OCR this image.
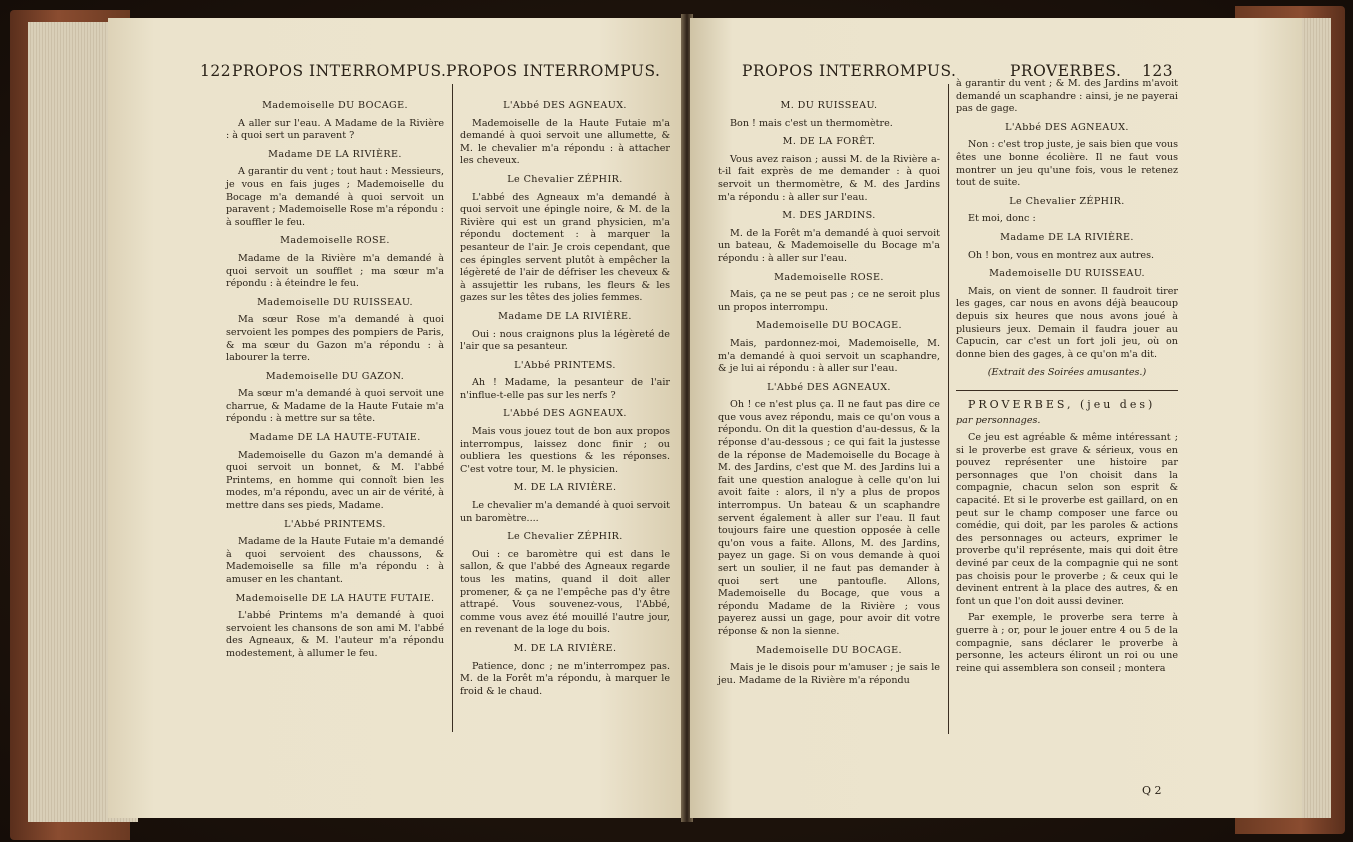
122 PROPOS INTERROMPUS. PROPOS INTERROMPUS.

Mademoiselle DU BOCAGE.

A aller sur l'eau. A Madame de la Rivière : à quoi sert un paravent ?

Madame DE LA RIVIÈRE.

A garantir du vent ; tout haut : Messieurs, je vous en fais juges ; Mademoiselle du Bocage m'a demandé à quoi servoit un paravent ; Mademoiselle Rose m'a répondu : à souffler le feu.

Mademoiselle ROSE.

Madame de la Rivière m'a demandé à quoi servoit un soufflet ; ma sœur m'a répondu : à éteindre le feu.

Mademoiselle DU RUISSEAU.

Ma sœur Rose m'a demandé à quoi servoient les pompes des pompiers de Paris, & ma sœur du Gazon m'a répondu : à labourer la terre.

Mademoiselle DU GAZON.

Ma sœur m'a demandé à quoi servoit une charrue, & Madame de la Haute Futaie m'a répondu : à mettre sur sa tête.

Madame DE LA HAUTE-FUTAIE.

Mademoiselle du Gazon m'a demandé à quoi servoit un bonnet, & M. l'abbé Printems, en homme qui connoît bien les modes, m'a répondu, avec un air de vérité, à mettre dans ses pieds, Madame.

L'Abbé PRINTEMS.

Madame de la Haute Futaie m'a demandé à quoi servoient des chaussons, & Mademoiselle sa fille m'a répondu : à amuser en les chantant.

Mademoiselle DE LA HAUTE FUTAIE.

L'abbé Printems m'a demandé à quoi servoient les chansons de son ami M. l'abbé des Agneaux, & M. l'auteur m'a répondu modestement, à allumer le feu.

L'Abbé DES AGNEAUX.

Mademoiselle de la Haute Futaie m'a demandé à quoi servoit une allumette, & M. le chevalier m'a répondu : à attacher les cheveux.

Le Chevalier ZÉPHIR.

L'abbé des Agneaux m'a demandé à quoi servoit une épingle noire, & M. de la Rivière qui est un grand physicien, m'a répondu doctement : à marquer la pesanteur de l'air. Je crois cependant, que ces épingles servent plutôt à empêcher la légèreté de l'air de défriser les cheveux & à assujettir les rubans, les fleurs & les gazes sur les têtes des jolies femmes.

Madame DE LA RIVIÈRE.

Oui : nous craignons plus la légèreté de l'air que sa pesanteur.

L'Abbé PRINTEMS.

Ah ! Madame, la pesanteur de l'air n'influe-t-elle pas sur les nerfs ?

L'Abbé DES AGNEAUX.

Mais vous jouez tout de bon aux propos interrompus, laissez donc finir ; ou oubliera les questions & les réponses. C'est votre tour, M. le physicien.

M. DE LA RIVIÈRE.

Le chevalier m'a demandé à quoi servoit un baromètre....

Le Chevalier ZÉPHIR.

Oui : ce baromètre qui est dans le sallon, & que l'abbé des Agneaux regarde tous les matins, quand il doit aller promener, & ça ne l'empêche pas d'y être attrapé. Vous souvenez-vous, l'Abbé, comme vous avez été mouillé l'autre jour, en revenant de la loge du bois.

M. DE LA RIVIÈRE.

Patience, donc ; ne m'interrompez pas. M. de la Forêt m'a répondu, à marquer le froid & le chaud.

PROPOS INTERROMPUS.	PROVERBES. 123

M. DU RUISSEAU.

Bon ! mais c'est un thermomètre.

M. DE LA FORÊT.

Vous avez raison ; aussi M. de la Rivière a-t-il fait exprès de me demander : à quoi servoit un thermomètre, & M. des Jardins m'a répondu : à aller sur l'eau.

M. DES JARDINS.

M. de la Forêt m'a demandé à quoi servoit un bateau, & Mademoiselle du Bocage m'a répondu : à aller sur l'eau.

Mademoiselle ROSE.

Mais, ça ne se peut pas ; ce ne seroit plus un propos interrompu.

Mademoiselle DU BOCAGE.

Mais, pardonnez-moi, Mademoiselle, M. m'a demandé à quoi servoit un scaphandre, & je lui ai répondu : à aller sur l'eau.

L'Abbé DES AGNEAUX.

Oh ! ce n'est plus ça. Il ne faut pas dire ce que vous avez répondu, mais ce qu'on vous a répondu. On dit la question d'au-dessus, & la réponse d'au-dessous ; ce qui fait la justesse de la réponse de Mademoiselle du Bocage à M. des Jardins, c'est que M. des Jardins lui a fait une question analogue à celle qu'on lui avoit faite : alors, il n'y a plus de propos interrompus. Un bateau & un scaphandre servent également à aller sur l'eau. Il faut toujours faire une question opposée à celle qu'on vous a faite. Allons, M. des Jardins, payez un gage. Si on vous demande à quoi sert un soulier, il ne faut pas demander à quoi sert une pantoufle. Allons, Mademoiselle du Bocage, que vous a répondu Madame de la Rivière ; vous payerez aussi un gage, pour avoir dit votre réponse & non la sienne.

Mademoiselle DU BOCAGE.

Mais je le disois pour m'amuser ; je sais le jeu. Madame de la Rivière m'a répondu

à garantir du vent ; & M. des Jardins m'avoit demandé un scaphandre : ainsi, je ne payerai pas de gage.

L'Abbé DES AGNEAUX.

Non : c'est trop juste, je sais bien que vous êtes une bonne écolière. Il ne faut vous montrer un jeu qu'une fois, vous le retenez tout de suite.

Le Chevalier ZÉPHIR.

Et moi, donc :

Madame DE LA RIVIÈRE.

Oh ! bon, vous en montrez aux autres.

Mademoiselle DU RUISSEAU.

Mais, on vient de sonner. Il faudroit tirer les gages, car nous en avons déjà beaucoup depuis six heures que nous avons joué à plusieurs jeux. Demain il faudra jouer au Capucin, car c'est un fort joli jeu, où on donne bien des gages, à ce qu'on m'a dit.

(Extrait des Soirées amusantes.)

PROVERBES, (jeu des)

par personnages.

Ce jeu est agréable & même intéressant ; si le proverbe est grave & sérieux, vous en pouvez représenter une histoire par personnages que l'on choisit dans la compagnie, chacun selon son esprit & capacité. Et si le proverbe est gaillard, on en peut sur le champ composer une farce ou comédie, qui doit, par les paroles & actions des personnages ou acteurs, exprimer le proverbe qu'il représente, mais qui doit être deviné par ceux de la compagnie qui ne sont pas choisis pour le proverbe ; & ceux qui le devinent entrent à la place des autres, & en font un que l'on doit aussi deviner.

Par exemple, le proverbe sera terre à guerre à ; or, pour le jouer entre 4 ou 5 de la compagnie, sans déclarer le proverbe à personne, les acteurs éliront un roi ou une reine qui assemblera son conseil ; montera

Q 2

| DESCRIPTION OF THE TASK |
Check each line above for the word "marquer", and copy the lines where it appears.

| WRITTEN ANSWER |
L'abbé des Agneaux m'a demandé à quoi servoit une épingle noire, & M. de la Rivière qui est un grand physicien, m'a répondu doctement : à marquer la pesanteur de l'air. Je crois cependant, que ces épingles servent plutôt à empêcher la légèreté de l'air de défriser les cheveux & à assujettir les rubans, les fleurs & les gazes sur les têtes des jolies femmes.
Patience, donc ; ne m'interrompez pas. M. de la Forêt m'a répondu, à marquer le froid & le chaud.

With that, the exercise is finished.